**EXTRACTED RECORDS**
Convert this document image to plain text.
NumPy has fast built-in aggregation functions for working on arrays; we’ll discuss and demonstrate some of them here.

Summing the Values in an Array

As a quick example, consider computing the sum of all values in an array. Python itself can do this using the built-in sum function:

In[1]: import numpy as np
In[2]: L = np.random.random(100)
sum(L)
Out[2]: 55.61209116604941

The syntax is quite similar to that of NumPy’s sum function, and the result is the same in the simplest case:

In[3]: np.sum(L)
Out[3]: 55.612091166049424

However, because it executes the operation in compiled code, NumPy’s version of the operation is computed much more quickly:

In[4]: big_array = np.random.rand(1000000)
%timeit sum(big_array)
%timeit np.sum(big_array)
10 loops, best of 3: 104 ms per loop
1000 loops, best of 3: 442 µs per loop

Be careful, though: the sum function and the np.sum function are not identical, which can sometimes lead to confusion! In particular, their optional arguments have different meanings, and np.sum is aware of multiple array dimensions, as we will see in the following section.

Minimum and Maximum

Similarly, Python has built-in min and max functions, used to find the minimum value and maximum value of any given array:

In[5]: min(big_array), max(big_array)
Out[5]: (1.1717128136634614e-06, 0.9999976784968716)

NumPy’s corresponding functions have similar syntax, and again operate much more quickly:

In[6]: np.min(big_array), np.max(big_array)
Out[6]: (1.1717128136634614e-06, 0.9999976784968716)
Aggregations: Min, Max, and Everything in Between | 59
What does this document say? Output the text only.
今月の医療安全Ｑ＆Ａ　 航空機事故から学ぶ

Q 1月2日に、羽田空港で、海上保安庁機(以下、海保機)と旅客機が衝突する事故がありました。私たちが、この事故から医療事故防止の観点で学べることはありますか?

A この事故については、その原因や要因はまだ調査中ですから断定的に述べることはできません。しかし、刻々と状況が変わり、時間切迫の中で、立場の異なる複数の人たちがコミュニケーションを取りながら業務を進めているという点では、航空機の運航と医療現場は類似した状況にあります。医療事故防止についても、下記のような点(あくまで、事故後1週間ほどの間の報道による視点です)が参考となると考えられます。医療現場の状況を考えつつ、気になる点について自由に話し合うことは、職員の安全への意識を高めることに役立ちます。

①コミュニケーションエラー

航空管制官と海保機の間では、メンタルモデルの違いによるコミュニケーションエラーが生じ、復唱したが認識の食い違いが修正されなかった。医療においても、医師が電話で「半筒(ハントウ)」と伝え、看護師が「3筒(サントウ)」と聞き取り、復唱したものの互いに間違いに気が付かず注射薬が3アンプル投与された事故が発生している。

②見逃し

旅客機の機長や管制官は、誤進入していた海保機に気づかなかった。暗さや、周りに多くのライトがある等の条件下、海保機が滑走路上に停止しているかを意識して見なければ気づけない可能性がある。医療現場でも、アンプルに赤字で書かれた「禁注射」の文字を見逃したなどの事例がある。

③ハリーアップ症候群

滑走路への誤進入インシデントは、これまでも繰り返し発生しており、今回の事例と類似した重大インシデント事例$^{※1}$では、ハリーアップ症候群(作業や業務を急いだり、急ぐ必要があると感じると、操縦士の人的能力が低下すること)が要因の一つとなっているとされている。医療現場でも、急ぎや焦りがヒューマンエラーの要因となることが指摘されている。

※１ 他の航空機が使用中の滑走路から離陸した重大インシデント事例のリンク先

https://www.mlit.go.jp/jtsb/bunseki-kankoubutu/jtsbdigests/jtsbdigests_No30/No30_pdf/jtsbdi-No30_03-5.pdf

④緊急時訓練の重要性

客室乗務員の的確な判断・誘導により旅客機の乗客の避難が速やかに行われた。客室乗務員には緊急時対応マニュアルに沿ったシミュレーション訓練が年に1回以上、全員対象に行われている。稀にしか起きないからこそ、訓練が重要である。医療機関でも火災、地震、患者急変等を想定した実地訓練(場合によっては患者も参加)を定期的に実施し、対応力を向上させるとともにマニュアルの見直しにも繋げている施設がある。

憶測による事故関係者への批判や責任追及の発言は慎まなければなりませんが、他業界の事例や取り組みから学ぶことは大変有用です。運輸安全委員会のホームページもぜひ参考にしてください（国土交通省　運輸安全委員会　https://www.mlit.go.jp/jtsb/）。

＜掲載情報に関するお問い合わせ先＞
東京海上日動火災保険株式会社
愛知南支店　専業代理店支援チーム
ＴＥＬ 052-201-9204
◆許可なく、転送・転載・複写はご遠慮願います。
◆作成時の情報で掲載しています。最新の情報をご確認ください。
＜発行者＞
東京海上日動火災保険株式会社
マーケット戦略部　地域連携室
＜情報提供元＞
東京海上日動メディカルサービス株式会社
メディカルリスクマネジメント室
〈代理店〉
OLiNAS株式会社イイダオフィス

**WORK TO BE COMPLETED**
Go through the records and print each one exactly.

**WRITTEN SOLUTION**
Convert this document image to plain text.
NumPy has fast built-in aggregation functions for working on arrays; we’ll discuss and demonstrate some of them here.

Summing the Values in an Array

As a quick example, consider computing the sum of all values in an array. Python itself can do this using the built-in sum function:

In[1]: import numpy as np
In[2]: L = np.random.random(100)
sum(L)
Out[2]: 55.61209116604941

The syntax is quite similar to that of NumPy’s sum function, and the result is the same in the simplest case:

In[3]: np.sum(L)
Out[3]: 55.612091166049424

However, because it executes the operation in compiled code, NumPy’s version of the operation is computed much more quickly:

In[4]: big_array = np.random.rand(1000000)
%timeit sum(big_array)
%timeit np.sum(big_array)
10 loops, best of 3: 104 ms per loop
1000 loops, best of 3: 442 µs per loop

Be careful, though: the sum function and the np.sum function are not identical, which can sometimes lead to confusion! In particular, their optional arguments have different meanings, and np.sum is aware of multiple array dimensions, as we will see in the following section.

Minimum and Maximum

Similarly, Python has built-in min and max functions, used to find the minimum value and maximum value of any given array:

In[5]: min(big_array), max(big_array)
Out[5]: (1.1717128136634614e-06, 0.9999976784968716)

NumPy’s corresponding functions have similar syntax, and again operate much more quickly:

In[6]: np.min(big_array), np.max(big_array)
Out[6]: (1.1717128136634614e-06, 0.9999976784968716)
Aggregations: Min, Max, and Everything in Between | 59
What does this document say? Output the text only.
今月の医療安全Ｑ＆Ａ　 航空機事故から学ぶ

Q 1月2日に、羽田空港で、海上保安庁機(以下、海保機)と旅客機が衝突する事故がありました。私たちが、この事故から医療事故防止の観点で学べることはありますか?

A この事故については、その原因や要因はまだ調査中ですから断定的に述べることはできません。しかし、刻々と状況が変わり、時間切迫の中で、立場の異なる複数の人たちがコミュニケーションを取りながら業務を進めているという点では、航空機の運航と医療現場は類似した状況にあります。医療事故防止についても、下記のような点(あくまで、事故後1週間ほどの間の報道による視点です)が参考となると考えられます。医療現場の状況を考えつつ、気になる点について自由に話し合うことは、職員の安全への意識を高めることに役立ちます。

①コミュニケーションエラー

航空管制官と海保機の間では、メンタルモデルの違いによるコミュニケーションエラーが生じ、復唱したが認識の食い違いが修正されなかった。医療においても、医師が電話で「半筒(ハントウ)」と伝え、看護師が「3筒(サントウ)」と聞き取り、復唱したものの互いに間違いに気が付かず注射薬が3アンプル投与された事故が発生している。

②見逃し

旅客機の機長や管制官は、誤進入していた海保機に気づかなかった。暗さや、周りに多くのライトがある等の条件下、海保機が滑走路上に停止しているかを意識して見なければ気づけない可能性がある。医療現場でも、アンプルに赤字で書かれた「禁注射」の文字を見逃したなどの事例がある。

③ハリーアップ症候群

滑走路への誤進入インシデントは、これまでも繰り返し発生しており、今回の事例と類似した重大インシデント事例$^{※1}$では、ハリーアップ症候群(作業や業務を急いだり、急ぐ必要があると感じると、操縦士の人的能力が低下すること)が要因の一つとなっているとされている。医療現場でも、急ぎや焦りがヒューマンエラーの要因となることが指摘されている。

※１ 他の航空機が使用中の滑走路から離陸した重大インシデント事例のリンク先

https://www.mlit.go.jp/jtsb/bunseki-kankoubutu/jtsbdigests/jtsbdigests_No30/No30_pdf/jtsbdi-No30_03-5.pdf

④緊急時訓練の重要性

客室乗務員の的確な判断・誘導により旅客機の乗客の避難が速やかに行われた。客室乗務員には緊急時対応マニュアルに沿ったシミュレーション訓練が年に1回以上、全員対象に行われている。稀にしか起きないからこそ、訓練が重要である。医療機関でも火災、地震、患者急変等を想定した実地訓練(場合によっては患者も参加)を定期的に実施し、対応力を向上させるとともにマニュアルの見直しにも繋げている施設がある。

憶測による事故関係者への批判や責任追及の発言は慎まなければなりませんが、他業界の事例や取り組みから学ぶことは大変有用です。運輸安全委員会のホームページもぜひ参考にしてください（国土交通省　運輸安全委員会　https://www.mlit.go.jp/jtsb/）。

＜掲載情報に関するお問い合わせ先＞
東京海上日動火災保険株式会社
愛知南支店　専業代理店支援チーム
ＴＥＬ 052-201-9204
◆許可なく、転送・転載・複写はご遠慮願います。
◆作成時の情報で掲載しています。最新の情報をご確認ください。
＜発行者＞
東京海上日動火災保険株式会社
マーケット戦略部　地域連携室
＜情報提供元＞
東京海上日動メディカルサービス株式会社
メディカルリスクマネジメント室
〈代理店〉
OLiNAS株式会社イイダオフィス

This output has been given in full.